EXCERPT TO READ |
%%

4.4 Similarity measures

So far we have presented classical MDS as starting with a distance (or dissimilarity) matrix \(\mathbf D=(d_{ij})_{i,j=1}^n\). In this setting, the larger \(d_{ij}\) is, the more distant, or dissimilar, object \(i\) is from object \(j\). We then convert \(\mathbf D\) to a centred inner product matrix \(\mathbf B\). We said that we can think of \(\mathbf B\) as being a similarity matrix.

We can also use a more general concept of similarity in MDS.

Definition 4.4 A similarity matrix is defined to be an \(n \times n\) matrix \(\mathbf=(f_{ij})_{i,j=1}^n\) with the following properties:

Symmetry, i.e. \(f_{ij} =f_{ji}\), \(i,j=1, \ldots , n\).
For all \(i,j=1, \ldots , n\), \(f_{ij} \leq f_{ii}\).

Note that when working with similarities \(f_{ij}\), the larger \(f_{ij}\) is, the more similar objects \(i\) and \(j\) are.

Condition 1. implies that object \(i\) is as similar to object \(j\) as object \(j\) is to object \(i\) (symmetry).
Condition 2. implies that an object is at least as similar to itself as it is to any other object.

In this section, we consider the analysis of measures of similarity as opposed to measures of dissimilarity. We begin by showing that we can convert a positive semi-definite similarity matrix \(\mathbf F\) into a distance matrix \(\mathbf D\) and then into a centred inner product matrix \(\mathbf B\), allowing us to use the classical MDS approach from the previous section.

Proposition 4.2 Suppose that \(\mathbf F\) is a positive semi-definite similarity matrix. Then the matrix \(\mathbf D\) with elements \[\begin{equation} d_{ij}=\left ( f_{ii}+f_{jj} -2f_{ij} \right )^{1/2}, \qquad i,j=1, \ldots , n. \tag{4.5} \end{equation}\] is a Euclidean distance matrix. Its centred inner product matrix, \(\mathbf B= -\frac{1}{2}\mathbf H(\mathbf D\odot\mathbf D)\mathbf H\), can be computed via \[\begin{equation} \mathbf B=\mathbf H\mathbf F\mathbf H. \tag{4.6} \end{equation}\]

Proof. Firstly, note that as \(\mathbf F\) is a similarity matrix, \(f_{ii}+f_{jj}-2f_{ij}\geq 0\) by condition 2., and so the \(d_{ij}\) are all well-defined (i.e. real, not imaginary).

%%

RECORD LIST |
%%

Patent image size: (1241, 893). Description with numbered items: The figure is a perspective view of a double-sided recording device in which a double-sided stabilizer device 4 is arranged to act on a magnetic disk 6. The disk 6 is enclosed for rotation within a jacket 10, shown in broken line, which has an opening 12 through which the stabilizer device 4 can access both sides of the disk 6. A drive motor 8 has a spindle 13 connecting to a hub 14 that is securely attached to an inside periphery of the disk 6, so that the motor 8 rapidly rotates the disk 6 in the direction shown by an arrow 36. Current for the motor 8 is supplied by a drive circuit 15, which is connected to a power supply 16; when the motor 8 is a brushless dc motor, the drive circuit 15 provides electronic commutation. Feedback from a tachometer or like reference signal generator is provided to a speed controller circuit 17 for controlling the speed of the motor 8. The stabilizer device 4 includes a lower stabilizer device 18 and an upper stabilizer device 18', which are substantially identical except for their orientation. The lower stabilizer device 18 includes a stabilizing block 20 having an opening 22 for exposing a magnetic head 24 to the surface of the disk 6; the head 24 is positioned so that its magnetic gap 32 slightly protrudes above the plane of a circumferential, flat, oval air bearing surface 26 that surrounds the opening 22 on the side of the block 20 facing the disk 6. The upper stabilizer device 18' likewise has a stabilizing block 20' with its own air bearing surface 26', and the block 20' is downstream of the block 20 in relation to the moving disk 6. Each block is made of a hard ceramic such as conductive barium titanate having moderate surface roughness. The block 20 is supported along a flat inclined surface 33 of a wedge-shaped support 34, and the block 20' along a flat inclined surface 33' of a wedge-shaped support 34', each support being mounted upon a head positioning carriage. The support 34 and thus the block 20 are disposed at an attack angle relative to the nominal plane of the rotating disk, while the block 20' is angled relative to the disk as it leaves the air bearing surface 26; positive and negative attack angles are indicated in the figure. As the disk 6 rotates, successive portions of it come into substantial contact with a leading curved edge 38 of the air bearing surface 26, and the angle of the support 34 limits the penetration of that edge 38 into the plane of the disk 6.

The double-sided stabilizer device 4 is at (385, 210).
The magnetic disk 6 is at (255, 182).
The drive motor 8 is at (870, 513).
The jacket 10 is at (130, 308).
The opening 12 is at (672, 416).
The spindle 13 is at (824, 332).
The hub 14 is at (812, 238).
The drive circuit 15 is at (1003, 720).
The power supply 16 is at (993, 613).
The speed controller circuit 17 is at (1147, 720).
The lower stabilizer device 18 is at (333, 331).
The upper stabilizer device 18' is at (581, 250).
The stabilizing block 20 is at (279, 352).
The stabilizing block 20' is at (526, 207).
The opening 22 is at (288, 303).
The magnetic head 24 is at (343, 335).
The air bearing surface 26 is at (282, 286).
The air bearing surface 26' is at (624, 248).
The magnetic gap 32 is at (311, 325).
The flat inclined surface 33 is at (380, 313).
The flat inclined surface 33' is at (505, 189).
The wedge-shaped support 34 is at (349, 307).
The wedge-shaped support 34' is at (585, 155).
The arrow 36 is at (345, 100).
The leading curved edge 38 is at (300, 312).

%%

PARTS OF THE EXERCISE |
- 1) In the similarity measures section above, copy out the passage word for word, beginning at the words "Definition 4.4 A" and stopping after "object \(i\) (symmetry).".
- 2) Render this sentence from the similarity measures section in Spanish: "Condition 2. implies that an object is at least as similar to itself as it is to any other object."
- 3) Sum up the similarity measures section in two sentences.

TASK ANSWERS |
- 1)
Definition 4.4 A similarity matrix is defined to be an \(n \times n\) matrix \(\mathbf=(f_{ij})_{i,j=1}^n\) with the following properties:

Symmetry, i.e. \(f_{ij} =f_{ji}\), \(i,j=1, \ldots , n\).
For all \(i,j=1, \ldots , n\), \(f_{ij} \leq f_{ii}\).

Note that when working with similarities \(f_{ij}\), the larger \(f_{ij}\) is, the more similar objects \(i\) and \(j\) are.

Condition 1. implies that object \(i\) is as similar to object \(j\) as object \(j\) is to object \(i\) (symmetry).

- 2) La condición 2. implica que un objeto es al menos tan similar a sí mismo como lo es a cualquier otro objeto.

- 3) The section defines a similarity matrix as a symmetric n × n matrix whose diagonal entries are at least as large as any other entry in their row, where larger values mean more similar objects. It then states that a positive semi-definite similarity matrix F can be turned into a Euclidean distance matrix D and a centred inner product matrix B = HFH, so classical MDS can be applied to it.